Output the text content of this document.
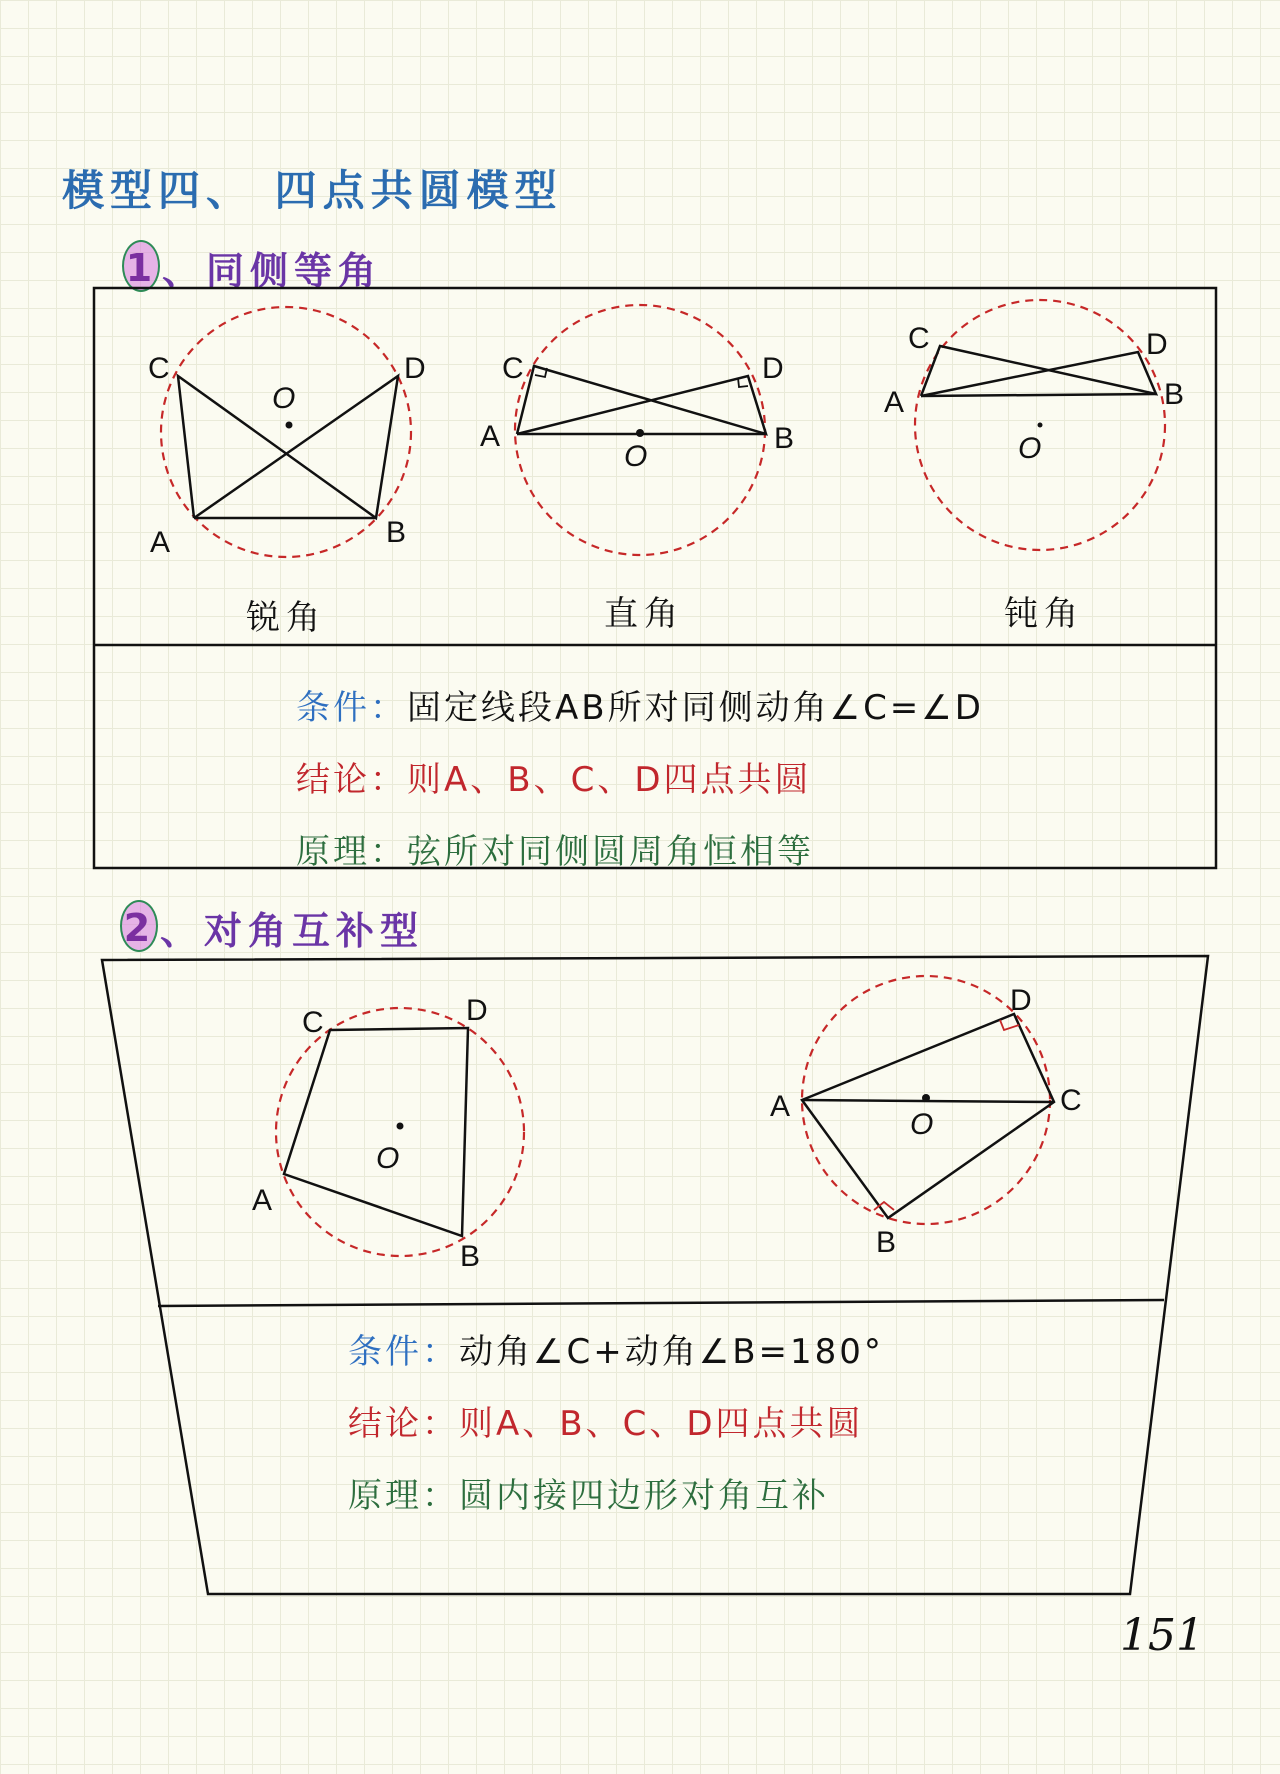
模型四、 四点共圆模型
1 、同侧等角
2 、对角互补型
C	D
A	B
O
C	D
A	B
O
C	D
A	B
O
C	D
A
B
O
D
A	C
B
O
锐角	直角	钝角
条件：固定线段AB所对同侧动角∠C=∠D
结论：则A、B、C、D四点共圆
原理：弦所对同侧圆周角恒相等
条件：动角∠C+动角∠B=180°
结论：则A、B、C、D四点共圆
原理：圆内接四边形对角互补
151
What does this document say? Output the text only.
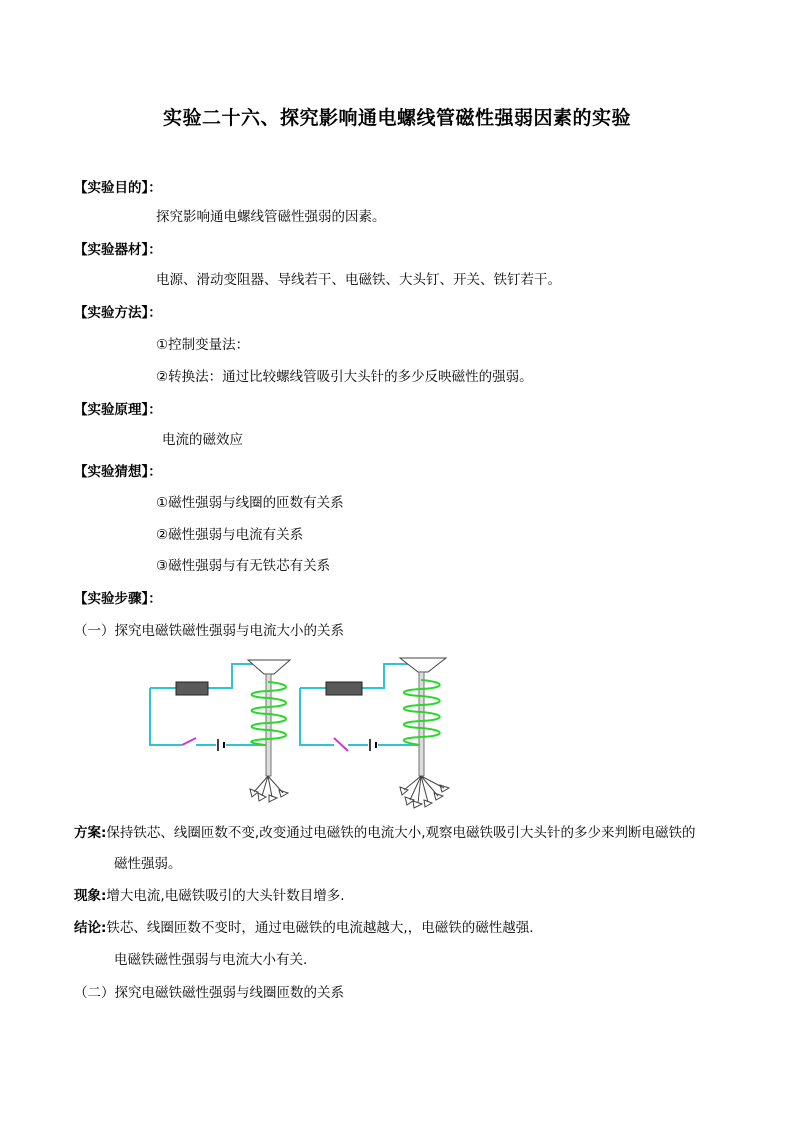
实验二十六、探究影响通电螺线管磁性强弱因素的实验
【实验目的】：
探究影响通电螺线管磁性强弱的因素。
【实验器材】：
电源、滑动变阻器、导线若干、电磁铁、大头钉、开关、铁钉若干。
【实验方法】：
①控制变量法：
②转换法：通过比较螺线管吸引大头针的多少反映磁性的强弱。
【实验原理】：
电流的磁效应
【实验猜想】：
①磁性强弱与线圈的匝数有关系
②磁性强弱与电流有关系
③磁性强弱与有无铁芯有关系
【实验步骤】：
（一）探究电磁铁磁性强弱与电流大小的关系
方案:保持铁芯、线圈匝数不变,改变通过电磁铁的电流大小,观察电磁铁吸引大头针的多少来判断电磁铁的
磁性强弱。
现象:增大电流,电磁铁吸引的大头针数目增多.
结论:铁芯、线圈匝数不变时，通过电磁铁的电流越越大,，电磁铁的磁性越强.
电磁铁磁性强弱与电流大小有关.
（二）探究电磁铁磁性强弱与线圈匝数的关系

══════════

▶ [EXERCISE REQUIREMENTS] Spot every line that holds "text" and copy it.

▶ [RESPONSE TO THIS EXERCISE]
Output the text content of this document.
What does this document say? Output the text only.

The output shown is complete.